Do this: Gather every line that includes the word "name", please.

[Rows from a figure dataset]
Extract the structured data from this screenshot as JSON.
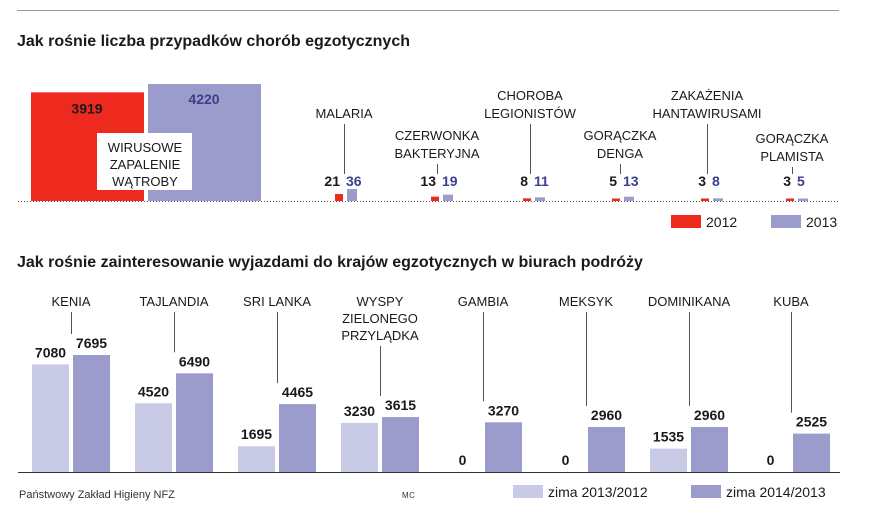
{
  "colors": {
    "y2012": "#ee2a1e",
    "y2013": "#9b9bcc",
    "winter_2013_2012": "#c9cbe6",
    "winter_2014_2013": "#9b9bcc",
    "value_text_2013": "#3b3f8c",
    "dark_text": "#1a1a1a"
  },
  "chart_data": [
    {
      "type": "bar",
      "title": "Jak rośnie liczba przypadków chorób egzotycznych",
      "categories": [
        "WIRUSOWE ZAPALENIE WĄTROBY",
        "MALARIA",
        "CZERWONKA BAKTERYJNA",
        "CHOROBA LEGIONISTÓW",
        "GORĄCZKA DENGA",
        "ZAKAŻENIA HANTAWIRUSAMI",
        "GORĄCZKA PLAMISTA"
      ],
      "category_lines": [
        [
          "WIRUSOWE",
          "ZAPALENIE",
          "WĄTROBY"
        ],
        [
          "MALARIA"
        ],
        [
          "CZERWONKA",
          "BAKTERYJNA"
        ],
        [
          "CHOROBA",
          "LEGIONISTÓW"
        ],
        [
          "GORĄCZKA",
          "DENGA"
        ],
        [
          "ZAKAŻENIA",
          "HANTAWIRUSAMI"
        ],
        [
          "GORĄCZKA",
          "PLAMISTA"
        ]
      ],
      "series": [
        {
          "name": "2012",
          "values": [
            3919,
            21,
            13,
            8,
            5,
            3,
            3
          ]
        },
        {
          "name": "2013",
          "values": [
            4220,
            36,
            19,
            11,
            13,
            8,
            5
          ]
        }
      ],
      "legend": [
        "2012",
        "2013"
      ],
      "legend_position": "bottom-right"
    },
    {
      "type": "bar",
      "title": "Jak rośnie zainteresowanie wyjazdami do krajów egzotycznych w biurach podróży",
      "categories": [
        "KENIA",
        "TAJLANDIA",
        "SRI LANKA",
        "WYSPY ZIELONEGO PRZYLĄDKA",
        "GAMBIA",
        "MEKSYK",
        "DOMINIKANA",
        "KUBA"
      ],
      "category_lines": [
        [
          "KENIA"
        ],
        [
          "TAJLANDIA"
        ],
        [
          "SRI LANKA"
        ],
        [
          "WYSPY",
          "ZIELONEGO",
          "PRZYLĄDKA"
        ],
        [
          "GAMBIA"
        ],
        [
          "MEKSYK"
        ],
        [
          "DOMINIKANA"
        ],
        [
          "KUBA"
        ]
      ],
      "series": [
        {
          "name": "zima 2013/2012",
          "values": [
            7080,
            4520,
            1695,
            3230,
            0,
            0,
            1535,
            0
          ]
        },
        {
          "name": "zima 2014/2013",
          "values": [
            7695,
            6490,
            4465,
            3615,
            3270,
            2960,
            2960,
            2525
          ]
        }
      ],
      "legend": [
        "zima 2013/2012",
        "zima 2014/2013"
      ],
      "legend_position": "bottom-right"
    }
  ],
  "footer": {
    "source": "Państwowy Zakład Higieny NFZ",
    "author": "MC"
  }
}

...

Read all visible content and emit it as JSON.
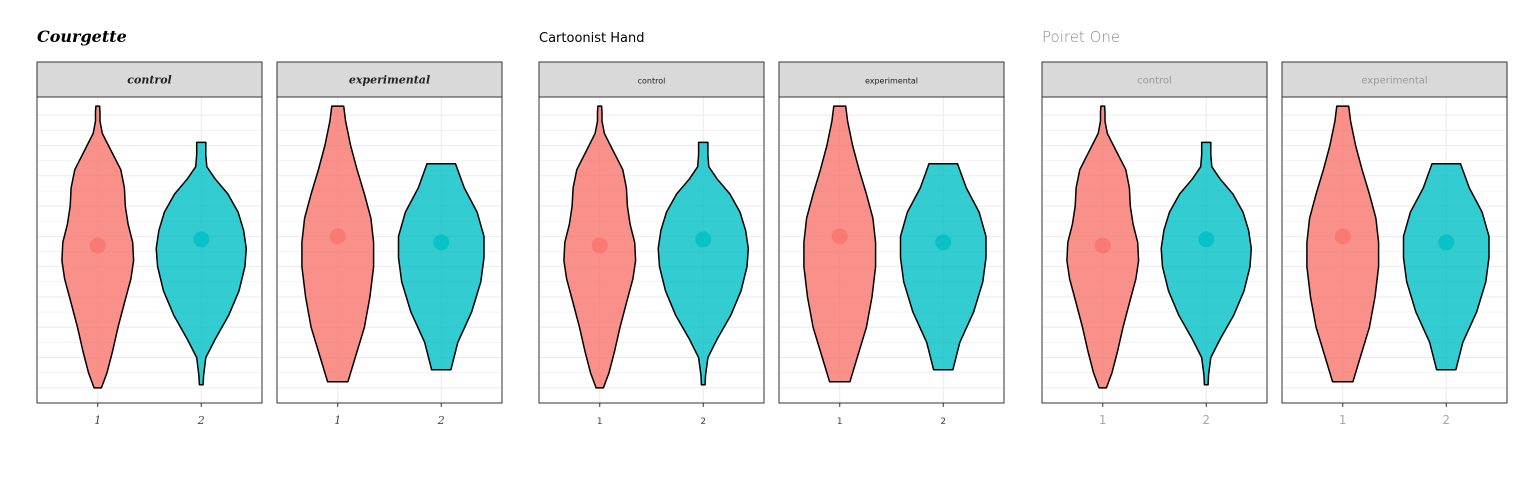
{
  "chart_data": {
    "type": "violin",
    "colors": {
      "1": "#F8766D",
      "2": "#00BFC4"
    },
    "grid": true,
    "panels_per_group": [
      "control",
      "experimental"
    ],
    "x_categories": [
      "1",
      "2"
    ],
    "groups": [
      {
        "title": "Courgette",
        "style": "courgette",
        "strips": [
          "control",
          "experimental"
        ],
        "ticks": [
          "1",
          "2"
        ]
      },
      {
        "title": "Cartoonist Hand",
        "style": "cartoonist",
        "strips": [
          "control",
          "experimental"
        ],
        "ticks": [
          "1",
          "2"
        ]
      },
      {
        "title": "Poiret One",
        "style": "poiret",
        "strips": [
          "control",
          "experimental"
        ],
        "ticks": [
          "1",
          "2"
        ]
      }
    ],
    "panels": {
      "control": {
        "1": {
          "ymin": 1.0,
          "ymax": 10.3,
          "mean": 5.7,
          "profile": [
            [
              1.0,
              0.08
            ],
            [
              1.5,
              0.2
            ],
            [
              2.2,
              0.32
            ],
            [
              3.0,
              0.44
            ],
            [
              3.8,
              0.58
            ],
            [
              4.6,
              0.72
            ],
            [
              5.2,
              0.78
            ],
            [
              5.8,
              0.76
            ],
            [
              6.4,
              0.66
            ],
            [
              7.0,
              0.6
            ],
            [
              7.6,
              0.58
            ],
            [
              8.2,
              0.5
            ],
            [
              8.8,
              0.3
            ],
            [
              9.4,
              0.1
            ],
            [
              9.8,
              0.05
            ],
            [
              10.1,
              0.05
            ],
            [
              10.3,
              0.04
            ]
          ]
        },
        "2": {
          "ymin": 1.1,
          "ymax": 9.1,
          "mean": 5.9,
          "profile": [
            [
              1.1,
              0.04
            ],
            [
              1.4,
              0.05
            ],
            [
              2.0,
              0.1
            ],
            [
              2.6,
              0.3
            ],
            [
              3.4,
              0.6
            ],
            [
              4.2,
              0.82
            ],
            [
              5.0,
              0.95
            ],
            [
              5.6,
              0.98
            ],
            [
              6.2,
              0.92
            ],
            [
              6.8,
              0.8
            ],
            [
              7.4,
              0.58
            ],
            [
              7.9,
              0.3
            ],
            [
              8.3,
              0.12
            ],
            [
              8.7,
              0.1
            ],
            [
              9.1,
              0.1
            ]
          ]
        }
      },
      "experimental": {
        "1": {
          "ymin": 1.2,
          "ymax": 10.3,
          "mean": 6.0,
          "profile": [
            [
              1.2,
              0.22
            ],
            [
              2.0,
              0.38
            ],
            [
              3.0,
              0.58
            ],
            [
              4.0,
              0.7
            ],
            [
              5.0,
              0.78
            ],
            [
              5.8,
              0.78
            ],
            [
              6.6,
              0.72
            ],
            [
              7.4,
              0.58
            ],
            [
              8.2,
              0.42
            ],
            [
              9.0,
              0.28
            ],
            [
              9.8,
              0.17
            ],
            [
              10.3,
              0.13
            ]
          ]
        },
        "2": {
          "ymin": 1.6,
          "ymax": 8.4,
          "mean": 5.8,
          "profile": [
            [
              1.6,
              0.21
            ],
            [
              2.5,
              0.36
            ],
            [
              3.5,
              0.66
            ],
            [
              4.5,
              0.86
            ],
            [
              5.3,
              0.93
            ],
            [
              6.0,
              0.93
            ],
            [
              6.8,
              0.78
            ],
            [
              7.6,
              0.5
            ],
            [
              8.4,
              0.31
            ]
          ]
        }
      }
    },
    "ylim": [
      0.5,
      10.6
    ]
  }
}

The completed task:
          "name": "2012",
          "name": "2013",
          "name": "zima 2013/2012",
          "name": "zima 2014/2013",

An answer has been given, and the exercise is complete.